**What is expected:**
Without including the pictures, copy out every line below.

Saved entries
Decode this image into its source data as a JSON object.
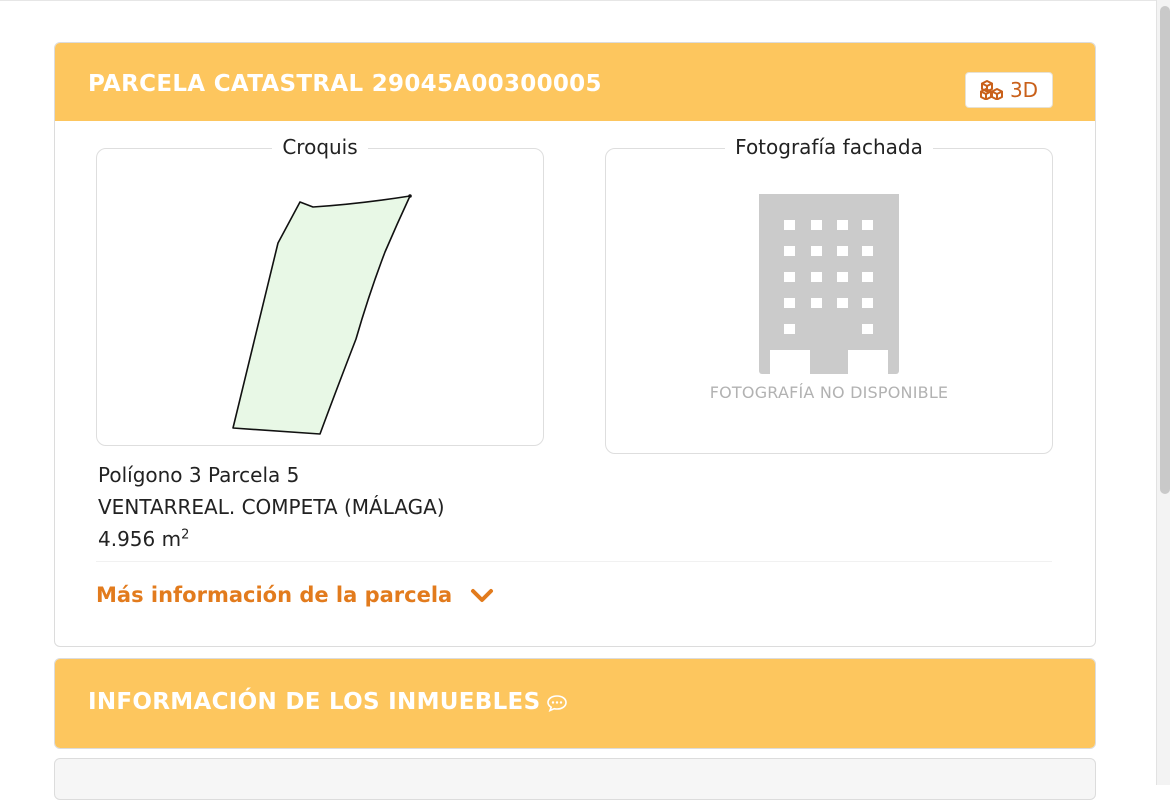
{
  "parcela": {
    "title": "PARCELA CATASTRAL 29045A00300005",
    "btn_3d_label": "3D",
    "croquis_legend": "Croquis",
    "foto_legend": "Fotografía fachada",
    "no_photo_text": "FOTOGRAFÍA NO DISPONIBLE",
    "poligono": "Polígono 3 Parcela 5",
    "localidad": "VENTARREAL. COMPETA (MÁLAGA)",
    "superficie": "4.956 m",
    "superficie_unit_exp": "2",
    "more_info": "Más información de la parcela"
  },
  "inmuebles": {
    "title": "INFORMACIÓN DE LOS INMUEBLES"
  },
  "icons": {
    "three_d": "cubes-icon",
    "building": "building-icon",
    "more": "chevron-down-icon",
    "comment": "chat-bubble-icon"
  },
  "colors": {
    "header_bg": "#fdc65e",
    "accent": "#e27b1d",
    "parcel_fill": "#e8f8e6"
  }
}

**Exercise solution:**
Decode this image into its source data as a JSON object.
{
  "parcela": {
    "title": "PARCELA CATASTRAL 29045A00300005",
    "btn_3d_label": "3D",
    "croquis_legend": "Croquis",
    "foto_legend": "Fotografía fachada",
    "no_photo_text": "FOTOGRAFÍA NO DISPONIBLE",
    "poligono": "Polígono 3 Parcela 5",
    "localidad": "VENTARREAL. COMPETA (MÁLAGA)",
    "superficie": "4.956 m",
    "superficie_unit_exp": "2",
    "more_info": "Más información de la parcela"
  },
  "inmuebles": {
    "title": "INFORMACIÓN DE LOS INMUEBLES"
  },
  "icons": {
    "three_d": "cubes-icon",
    "building": "building-icon",
    "more": "chevron-down-icon",
    "comment": "chat-bubble-icon"
  },
  "colors": {
    "header_bg": "#fdc65e",
    "accent": "#e27b1d",
    "parcel_fill": "#e8f8e6"
  }
}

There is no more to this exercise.